• [EXCERPTED RECORDS]:
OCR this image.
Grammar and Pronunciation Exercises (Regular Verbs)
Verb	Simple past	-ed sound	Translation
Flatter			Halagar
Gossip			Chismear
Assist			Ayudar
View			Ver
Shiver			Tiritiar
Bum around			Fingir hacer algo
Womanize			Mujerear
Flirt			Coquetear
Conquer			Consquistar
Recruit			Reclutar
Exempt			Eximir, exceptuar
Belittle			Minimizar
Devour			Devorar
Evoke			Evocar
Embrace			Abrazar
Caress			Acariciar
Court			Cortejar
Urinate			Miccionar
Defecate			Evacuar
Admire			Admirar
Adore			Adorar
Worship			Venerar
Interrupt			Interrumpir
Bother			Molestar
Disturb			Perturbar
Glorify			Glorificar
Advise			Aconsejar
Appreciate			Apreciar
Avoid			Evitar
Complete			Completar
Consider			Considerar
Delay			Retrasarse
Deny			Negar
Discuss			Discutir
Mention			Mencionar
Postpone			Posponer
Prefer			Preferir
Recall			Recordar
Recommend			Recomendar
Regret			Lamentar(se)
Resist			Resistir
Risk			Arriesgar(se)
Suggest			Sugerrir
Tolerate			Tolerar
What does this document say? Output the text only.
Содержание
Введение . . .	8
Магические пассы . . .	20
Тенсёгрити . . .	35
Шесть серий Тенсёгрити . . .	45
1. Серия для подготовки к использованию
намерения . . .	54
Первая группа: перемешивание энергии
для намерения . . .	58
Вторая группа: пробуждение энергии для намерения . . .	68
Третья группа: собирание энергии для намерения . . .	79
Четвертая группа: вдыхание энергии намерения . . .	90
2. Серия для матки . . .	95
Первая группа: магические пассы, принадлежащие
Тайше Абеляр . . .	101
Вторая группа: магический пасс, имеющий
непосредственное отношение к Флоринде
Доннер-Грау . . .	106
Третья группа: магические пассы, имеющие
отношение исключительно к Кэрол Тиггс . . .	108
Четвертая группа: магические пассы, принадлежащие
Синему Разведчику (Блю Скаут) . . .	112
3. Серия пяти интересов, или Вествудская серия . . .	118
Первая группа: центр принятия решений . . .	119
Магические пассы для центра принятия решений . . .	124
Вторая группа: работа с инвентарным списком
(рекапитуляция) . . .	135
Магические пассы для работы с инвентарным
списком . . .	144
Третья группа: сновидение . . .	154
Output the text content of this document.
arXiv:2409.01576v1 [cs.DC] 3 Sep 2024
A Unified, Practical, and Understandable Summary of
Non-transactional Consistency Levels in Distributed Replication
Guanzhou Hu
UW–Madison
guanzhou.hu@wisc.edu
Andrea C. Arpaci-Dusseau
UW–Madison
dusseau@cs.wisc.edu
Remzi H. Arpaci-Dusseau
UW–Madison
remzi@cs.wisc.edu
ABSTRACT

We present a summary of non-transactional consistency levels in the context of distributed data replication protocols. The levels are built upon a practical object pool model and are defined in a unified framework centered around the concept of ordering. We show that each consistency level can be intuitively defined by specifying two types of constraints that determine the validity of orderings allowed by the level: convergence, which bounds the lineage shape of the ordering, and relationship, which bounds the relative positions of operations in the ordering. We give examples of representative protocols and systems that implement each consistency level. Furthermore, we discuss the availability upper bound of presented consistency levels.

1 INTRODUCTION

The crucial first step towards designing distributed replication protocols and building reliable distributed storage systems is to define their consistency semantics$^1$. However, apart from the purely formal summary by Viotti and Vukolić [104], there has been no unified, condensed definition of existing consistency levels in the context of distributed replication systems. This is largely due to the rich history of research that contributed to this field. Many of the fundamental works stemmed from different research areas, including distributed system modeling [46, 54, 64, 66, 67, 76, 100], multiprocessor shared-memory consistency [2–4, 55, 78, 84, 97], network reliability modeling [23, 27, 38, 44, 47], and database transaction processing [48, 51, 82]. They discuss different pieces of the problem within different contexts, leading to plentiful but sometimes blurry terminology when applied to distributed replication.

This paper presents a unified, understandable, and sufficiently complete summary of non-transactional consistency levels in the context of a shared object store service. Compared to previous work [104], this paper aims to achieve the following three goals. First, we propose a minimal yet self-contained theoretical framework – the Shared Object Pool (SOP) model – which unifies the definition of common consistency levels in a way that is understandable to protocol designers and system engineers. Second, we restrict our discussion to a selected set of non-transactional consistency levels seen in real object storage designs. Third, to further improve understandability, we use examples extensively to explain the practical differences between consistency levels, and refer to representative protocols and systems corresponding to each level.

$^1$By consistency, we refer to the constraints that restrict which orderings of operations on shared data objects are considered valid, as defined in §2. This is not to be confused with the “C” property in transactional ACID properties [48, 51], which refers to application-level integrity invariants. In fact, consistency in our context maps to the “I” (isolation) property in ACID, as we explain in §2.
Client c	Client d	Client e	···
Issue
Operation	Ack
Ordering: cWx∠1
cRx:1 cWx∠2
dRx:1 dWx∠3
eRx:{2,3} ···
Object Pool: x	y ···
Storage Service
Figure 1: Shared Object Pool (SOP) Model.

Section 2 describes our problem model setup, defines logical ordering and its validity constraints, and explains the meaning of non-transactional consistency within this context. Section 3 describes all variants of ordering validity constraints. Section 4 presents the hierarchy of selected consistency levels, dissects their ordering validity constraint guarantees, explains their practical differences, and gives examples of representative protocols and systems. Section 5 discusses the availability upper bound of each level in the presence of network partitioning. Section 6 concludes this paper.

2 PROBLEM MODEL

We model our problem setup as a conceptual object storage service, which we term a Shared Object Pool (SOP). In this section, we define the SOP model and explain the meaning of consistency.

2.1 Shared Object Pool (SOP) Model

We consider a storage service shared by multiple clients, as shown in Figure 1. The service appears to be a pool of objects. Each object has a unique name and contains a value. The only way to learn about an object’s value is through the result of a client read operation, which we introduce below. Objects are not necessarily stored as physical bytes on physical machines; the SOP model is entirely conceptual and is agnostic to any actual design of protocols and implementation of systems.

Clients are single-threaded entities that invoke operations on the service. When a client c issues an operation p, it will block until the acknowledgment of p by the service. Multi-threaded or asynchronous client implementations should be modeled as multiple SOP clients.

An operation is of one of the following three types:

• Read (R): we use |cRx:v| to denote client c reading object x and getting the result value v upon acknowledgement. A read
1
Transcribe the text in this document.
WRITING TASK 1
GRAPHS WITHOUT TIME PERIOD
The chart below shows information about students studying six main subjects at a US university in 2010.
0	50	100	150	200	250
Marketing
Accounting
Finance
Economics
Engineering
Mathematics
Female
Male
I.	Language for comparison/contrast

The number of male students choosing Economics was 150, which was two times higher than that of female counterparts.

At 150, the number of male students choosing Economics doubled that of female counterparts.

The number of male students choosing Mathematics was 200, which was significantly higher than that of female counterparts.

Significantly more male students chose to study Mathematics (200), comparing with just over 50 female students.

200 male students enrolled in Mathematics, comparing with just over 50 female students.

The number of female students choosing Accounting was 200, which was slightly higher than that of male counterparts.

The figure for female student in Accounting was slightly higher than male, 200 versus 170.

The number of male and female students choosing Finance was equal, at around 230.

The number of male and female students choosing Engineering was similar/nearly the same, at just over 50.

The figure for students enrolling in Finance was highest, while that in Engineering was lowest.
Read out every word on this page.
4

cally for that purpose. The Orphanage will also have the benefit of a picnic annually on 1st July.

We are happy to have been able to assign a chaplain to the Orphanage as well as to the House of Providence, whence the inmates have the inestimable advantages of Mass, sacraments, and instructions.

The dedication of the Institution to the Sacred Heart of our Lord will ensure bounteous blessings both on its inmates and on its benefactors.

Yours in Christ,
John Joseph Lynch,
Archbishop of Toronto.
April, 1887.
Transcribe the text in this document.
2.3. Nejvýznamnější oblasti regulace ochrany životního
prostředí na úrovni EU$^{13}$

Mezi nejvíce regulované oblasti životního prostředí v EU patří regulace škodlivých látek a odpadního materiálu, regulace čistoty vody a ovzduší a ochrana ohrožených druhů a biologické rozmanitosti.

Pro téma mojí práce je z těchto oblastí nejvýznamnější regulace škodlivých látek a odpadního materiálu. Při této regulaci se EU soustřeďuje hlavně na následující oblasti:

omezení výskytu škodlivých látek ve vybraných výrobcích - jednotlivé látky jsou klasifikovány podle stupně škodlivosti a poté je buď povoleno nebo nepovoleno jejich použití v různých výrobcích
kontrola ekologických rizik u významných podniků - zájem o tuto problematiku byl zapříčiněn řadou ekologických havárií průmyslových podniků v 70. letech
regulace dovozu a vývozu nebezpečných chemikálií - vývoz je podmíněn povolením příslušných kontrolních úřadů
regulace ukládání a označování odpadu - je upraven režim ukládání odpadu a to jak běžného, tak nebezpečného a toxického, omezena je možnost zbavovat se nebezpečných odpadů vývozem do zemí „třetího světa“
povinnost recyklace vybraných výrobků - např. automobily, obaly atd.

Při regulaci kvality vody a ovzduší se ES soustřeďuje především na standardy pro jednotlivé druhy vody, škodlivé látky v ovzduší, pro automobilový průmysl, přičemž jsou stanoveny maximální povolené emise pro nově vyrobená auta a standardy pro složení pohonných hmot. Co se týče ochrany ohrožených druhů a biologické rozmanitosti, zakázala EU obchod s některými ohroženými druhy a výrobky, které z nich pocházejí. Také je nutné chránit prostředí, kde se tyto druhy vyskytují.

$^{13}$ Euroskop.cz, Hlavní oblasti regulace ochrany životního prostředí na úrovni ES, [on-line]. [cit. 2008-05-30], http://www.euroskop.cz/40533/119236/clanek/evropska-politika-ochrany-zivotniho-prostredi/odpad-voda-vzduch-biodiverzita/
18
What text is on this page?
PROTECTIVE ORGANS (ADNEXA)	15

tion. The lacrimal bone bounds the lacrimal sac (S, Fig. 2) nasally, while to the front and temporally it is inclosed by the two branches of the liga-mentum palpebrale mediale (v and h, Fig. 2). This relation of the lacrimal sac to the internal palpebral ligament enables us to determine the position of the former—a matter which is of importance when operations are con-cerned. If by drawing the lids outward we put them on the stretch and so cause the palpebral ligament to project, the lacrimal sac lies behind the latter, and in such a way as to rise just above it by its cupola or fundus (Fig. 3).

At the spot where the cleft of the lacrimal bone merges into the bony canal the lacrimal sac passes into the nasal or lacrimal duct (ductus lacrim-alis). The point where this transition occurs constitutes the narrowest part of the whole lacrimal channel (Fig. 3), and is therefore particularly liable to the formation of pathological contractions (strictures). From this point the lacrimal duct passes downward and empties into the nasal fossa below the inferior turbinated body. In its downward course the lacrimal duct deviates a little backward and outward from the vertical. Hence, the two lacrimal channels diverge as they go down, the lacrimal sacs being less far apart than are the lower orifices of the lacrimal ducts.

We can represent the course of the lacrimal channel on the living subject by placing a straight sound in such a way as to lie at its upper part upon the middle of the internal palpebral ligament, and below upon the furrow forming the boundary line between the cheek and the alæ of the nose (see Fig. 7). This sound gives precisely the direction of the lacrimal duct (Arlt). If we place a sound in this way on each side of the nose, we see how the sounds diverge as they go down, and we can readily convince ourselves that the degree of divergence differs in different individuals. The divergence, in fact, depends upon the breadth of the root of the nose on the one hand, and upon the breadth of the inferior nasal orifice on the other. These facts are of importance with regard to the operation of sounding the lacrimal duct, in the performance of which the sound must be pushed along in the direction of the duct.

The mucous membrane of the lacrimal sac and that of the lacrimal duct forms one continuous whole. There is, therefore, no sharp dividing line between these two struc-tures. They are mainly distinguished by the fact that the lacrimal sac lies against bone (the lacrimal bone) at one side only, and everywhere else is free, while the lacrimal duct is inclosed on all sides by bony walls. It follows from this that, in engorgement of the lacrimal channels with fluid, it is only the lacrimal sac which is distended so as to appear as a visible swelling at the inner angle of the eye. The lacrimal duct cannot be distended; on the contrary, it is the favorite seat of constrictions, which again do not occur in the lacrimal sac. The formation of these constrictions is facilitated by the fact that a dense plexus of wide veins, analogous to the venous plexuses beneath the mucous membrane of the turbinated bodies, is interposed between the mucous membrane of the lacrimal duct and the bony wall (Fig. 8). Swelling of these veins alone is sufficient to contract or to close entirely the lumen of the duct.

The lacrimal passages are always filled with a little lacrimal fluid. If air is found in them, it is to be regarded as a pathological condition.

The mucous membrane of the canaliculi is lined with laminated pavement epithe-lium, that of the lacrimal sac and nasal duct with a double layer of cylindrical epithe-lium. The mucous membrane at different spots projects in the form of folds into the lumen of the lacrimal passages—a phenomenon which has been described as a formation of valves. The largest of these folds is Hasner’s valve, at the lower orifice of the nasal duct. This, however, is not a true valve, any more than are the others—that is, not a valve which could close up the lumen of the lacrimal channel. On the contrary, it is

• [GOAL OF THE EXERCISE]: Identify lines with the string "into". Copy each one.

• [SOLUTION]:
At the spot where the cleft of the lacrimal bone merges into the bony canal the lacrimal sac passes into the nasal or lacrimal duct (ductus lacrim-alis). The point where this transition occurs constitutes the narrowest part of the whole lacrimal channel (Fig. 3), and is therefore particularly liable to the formation of pathological contractions (strictures). From this point the lacrimal duct passes downward and empties into the nasal fossa below the inferior turbinated body. In its downward course the lacrimal duct deviates a little backward and outward from the vertical. Hence, the two lacrimal channels diverge as they go down, the lacrimal sacs being less far apart than are the lower orifices of the lacrimal ducts.
The mucous membrane of the canaliculi is lined with laminated pavement epithe-lium, that of the lacrimal sac and nasal duct with a double layer of cylindrical epithe-lium. The mucous membrane at different spots projects in the form of folds into the lumen of the lacrimal passages—a phenomenon which has been described as a formation of valves. The largest of these folds is Hasner’s valve, at the lower orifice of the nasal duct. This, however, is not a true valve, any more than are the others—that is, not a valve which could close up the lumen of the lacrimal channel. On the contrary, it is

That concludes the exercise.